**Work request**. Copy out the full passage on laparoscopic colostomy reversal word for word.

**Selected passage**.
The advantages of laparoscopic colostomy reversal is that the smaller incisions take less time to heal, are usually less painful than much larger incisions and they leave less scarring on the patients abdomen. It is considered minimally invasive surgery whose goal is to shorten recovery time and be less painful for the patient.

Sometimes referred to as keyhole surgery, because of the small incisions used, a laparoscopic colostomy reversal procedure is generally a lot easier on the patient than the original colostomy surgery. After the surgery is over, the patient is well on their way to having normal bowel movements as they did before their colostomy, barring any unforeseen complications.

Surgery Complications

As with any surgery there are always risks and in a small percentage of cases complications may arise. Some of these may include:

  • Failure at reconnection site: The purpose of colostomy reversal is to reconnect two sections of the colon or the colon to the rectum. If the area where this reconnection takes place does not heal properly a leak may occur that allows waste material out of the colon and into the abdominal cavity. This poses serious risk for infection. If this occurs, a subsequent surgery will be needed to clean out the abdominal cavity and to clear up any infected areas, as well as implement another colostomy until the area can heal and any possible infection can be completely taken care of.
  • Surgical complications: There are common risks to surgery in general. There is always a chance for an inadvertent injury to the area being operated on. This type of surgery may pose a slightly higher risk for this type of complication than most.
  • Anesthesia Complications: Any type of surgery that requires the use of general anesthesia carries the risks commonly associated with the procedure.
  • Build up of scar tissue: Occasionally, the site where the colon is reconnected might develop excessive scar tissue. This may cause a partial blockage of the colon. Symptoms of this might include abdominal pain or swelling.

If after surgery, the patient experiences severe abdominal pain, vomiting, swelling or fever the doctor or nurse should be informed and/or immediate medical care should be sought after.

Read more about colostomy reversal complications.

Reversal Recovery

Depending on how long the colostomy was in place, it may take some time for normal bowel movements to return to normal. Since the anus and sphincter muscles were not in normal use during this time they may have weakened. Accidents may happen in the first few days or even weeks until the muscle strength has been built back up and normal control of bowel movements can be maintained. Pelvic muscle exercises in the days or weeks before the surgery may help make the transition go a little bit smoother.

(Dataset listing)
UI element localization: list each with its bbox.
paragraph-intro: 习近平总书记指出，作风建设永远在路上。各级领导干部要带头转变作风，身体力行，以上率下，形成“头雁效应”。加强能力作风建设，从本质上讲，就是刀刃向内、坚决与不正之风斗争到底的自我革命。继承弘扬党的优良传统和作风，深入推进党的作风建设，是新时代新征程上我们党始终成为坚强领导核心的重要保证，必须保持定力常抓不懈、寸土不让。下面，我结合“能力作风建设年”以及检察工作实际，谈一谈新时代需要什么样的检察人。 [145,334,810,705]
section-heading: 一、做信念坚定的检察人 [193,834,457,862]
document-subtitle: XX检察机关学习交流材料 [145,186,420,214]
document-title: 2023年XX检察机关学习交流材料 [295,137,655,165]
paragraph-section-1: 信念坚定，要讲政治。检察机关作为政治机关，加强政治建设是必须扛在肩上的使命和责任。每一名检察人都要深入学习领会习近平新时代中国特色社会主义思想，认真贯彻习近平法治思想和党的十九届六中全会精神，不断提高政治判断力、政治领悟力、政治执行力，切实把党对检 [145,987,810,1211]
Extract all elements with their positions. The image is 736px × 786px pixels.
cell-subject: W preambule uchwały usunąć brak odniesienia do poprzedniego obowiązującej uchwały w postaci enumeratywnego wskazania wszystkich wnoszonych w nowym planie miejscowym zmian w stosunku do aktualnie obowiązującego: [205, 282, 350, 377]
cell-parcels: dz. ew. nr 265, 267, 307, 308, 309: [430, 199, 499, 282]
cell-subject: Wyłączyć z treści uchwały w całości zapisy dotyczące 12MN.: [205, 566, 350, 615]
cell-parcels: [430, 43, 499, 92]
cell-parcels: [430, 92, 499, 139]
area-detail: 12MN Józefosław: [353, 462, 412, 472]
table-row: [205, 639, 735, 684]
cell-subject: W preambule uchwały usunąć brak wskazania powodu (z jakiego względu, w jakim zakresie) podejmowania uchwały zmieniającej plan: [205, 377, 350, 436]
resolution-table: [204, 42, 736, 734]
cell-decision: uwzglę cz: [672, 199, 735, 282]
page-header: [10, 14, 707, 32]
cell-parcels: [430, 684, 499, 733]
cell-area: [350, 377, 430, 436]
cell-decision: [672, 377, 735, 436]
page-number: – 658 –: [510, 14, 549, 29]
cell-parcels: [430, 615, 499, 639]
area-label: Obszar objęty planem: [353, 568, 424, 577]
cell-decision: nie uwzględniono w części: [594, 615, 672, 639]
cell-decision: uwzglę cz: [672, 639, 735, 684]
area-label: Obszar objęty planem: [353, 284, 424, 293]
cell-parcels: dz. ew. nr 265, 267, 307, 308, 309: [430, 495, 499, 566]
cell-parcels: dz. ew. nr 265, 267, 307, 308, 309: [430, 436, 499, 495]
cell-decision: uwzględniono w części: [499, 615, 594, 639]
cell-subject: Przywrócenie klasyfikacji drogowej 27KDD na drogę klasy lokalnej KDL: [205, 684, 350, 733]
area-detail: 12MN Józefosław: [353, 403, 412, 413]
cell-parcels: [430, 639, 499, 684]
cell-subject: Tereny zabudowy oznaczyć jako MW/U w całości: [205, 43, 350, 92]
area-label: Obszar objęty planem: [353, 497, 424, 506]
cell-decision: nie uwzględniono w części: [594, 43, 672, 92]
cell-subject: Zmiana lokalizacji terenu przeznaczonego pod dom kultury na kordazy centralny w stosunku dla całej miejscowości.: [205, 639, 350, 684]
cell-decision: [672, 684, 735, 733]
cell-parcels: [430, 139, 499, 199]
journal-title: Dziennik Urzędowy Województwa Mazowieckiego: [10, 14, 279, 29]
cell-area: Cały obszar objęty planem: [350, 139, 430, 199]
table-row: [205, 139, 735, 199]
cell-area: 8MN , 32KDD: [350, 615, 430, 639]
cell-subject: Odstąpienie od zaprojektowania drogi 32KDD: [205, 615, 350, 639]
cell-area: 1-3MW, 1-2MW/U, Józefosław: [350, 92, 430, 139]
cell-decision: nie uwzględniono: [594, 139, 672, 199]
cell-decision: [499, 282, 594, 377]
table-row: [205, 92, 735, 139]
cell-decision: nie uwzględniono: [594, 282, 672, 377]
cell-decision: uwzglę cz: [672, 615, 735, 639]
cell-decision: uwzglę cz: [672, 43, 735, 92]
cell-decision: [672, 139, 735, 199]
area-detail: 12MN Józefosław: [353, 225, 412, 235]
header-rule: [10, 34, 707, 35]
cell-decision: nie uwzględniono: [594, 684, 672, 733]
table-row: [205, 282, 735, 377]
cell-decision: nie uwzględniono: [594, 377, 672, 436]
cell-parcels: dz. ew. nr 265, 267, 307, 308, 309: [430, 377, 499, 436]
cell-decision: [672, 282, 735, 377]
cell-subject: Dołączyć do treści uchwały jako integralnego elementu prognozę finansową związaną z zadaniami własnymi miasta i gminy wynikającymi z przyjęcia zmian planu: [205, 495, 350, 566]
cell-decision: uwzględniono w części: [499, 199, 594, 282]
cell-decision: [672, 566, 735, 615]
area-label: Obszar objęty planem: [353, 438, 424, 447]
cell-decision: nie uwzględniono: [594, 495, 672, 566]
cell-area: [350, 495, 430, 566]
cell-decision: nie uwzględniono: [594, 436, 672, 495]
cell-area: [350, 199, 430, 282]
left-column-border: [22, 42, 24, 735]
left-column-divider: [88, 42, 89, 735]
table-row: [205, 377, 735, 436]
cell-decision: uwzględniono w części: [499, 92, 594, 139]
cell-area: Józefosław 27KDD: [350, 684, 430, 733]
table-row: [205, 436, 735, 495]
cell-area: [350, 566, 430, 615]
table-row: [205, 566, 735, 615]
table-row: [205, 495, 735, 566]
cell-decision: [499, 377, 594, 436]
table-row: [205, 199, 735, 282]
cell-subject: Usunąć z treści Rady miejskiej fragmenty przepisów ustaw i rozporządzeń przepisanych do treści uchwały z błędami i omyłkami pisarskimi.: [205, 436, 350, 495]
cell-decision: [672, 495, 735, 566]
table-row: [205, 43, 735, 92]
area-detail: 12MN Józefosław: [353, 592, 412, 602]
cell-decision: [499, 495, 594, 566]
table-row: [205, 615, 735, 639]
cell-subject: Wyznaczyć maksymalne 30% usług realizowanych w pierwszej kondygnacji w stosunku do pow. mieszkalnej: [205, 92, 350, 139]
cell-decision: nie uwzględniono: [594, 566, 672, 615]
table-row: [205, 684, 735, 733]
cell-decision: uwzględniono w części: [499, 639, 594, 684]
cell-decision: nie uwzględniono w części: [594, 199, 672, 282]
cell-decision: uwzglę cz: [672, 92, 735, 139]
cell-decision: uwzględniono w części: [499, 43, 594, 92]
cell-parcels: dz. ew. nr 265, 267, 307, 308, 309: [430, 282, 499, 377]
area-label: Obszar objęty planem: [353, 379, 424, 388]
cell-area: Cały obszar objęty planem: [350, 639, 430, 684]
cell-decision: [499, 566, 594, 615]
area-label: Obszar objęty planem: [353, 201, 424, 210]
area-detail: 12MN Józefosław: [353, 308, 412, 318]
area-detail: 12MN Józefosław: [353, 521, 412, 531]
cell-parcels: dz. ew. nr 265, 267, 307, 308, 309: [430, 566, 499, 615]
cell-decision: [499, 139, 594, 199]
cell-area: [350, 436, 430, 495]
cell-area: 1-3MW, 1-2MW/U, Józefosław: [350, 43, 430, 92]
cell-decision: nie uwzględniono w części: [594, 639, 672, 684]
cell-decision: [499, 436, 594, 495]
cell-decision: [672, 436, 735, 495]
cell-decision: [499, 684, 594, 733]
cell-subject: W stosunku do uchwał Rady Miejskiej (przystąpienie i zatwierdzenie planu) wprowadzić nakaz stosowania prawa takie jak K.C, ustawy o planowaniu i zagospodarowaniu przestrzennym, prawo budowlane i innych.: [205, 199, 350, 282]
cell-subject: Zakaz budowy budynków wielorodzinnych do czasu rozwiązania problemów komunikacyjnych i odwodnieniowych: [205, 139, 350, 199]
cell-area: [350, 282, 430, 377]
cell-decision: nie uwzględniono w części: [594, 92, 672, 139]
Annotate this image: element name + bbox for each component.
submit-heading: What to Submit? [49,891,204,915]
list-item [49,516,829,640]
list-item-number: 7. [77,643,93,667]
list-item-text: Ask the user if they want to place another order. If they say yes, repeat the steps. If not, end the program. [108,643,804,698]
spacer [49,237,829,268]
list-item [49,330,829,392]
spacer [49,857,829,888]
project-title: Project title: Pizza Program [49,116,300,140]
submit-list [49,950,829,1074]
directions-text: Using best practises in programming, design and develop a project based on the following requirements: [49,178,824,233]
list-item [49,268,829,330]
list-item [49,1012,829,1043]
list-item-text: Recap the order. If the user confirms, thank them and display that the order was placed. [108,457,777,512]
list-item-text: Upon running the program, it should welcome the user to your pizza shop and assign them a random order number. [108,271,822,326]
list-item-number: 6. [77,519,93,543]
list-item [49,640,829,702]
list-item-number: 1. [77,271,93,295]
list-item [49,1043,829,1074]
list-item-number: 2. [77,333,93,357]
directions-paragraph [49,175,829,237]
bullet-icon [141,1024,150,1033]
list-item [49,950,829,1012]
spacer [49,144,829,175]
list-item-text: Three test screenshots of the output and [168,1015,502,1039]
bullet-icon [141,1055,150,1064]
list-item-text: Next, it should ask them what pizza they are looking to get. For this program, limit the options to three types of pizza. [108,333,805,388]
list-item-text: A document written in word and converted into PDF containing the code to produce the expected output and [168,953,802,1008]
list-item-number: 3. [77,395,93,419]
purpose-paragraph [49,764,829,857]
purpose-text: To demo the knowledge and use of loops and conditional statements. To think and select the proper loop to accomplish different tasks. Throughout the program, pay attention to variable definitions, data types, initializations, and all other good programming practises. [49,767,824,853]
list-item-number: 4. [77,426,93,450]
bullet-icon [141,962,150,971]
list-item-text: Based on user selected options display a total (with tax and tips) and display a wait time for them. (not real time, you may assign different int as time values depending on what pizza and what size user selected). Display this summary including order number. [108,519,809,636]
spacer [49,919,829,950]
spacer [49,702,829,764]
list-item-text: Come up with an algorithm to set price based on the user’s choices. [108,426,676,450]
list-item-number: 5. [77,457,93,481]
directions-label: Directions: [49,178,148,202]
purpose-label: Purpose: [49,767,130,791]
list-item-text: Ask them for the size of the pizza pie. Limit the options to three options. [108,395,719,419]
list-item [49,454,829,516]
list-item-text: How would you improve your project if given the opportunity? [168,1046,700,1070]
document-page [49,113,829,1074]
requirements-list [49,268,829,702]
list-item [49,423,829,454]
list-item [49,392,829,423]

**Output below**.
The advantages of laparoscopic colostomy reversal is that the smaller incisions take less time to heal, are usually less painful than much larger incisions and they leave less scarring on the patients abdomen. It is considered minimally invasive surgery whose goal is to shorten recovery time and be less painful for the patient.

Sometimes referred to as keyhole surgery, because of the small incisions used, a laparoscopic colostomy reversal procedure is generally a lot easier on the patient than the original colostomy surgery. After the surgery is over, the patient is well on their way to having normal bowel movements as they did before their colostomy, barring any unforeseen complications.

Surgery Complications

As with any surgery there are always risks and in a small percentage of cases complications may arise. Some of these may include:

  • Failure at reconnection site: The purpose of colostomy reversal is to reconnect two sections of the colon or the colon to the rectum. If the area where this reconnection takes place does not heal properly a leak may occur that allows waste material out of the colon and into the abdominal cavity. This poses serious risk for infection. If this occurs, a subsequent surgery will be needed to clean out the abdominal cavity and to clear up any infected areas, as well as implement another colostomy until the area can heal and any possible infection can be completely taken care of.
  • Surgical complications: There are common risks to surgery in general. There is always a chance for an inadvertent injury to the area being operated on. This type of surgery may pose a slightly higher risk for this type of complication than most.
  • Anesthesia Complications: Any type of surgery that requires the use of general anesthesia carries the risks commonly associated with the procedure.
  • Build up of scar tissue: Occasionally, the site where the colon is reconnected might develop excessive scar tissue. This may cause a partial blockage of the colon. Symptoms of this might include abdominal pain or swelling.

If after surgery, the patient experiences severe abdominal pain, vomiting, swelling or fever the doctor or nurse should be informed and/or immediate medical care should be sought after.

Read more about colostomy reversal complications.

Reversal Recovery

Depending on how long the colostomy was in place, it may take some time for normal bowel movements to return to normal. Since the anus and sphincter muscles were not in normal use during this time they may have weakened. Accidents may happen in the first few days or even weeks until the muscle strength has been built back up and normal control of bowel movements can be maintained. Pelvic muscle exercises in the days or weeks before the surgery may help make the transition go a little bit smoother.